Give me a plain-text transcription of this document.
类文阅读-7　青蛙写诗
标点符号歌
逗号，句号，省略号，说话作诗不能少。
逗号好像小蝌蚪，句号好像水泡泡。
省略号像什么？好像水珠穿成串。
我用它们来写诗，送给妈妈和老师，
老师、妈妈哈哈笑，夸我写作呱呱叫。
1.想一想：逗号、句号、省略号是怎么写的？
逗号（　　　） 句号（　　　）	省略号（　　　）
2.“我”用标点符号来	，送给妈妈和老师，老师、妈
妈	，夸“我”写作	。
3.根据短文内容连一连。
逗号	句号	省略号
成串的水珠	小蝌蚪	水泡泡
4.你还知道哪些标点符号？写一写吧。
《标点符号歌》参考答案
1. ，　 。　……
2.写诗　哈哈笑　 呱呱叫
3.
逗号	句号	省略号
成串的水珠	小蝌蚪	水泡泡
----
- **To do**:
Check each line of the material above for "送给妈妈和老师" and say how many lines contain it, giving the number alone.

- **Exercise output**:
2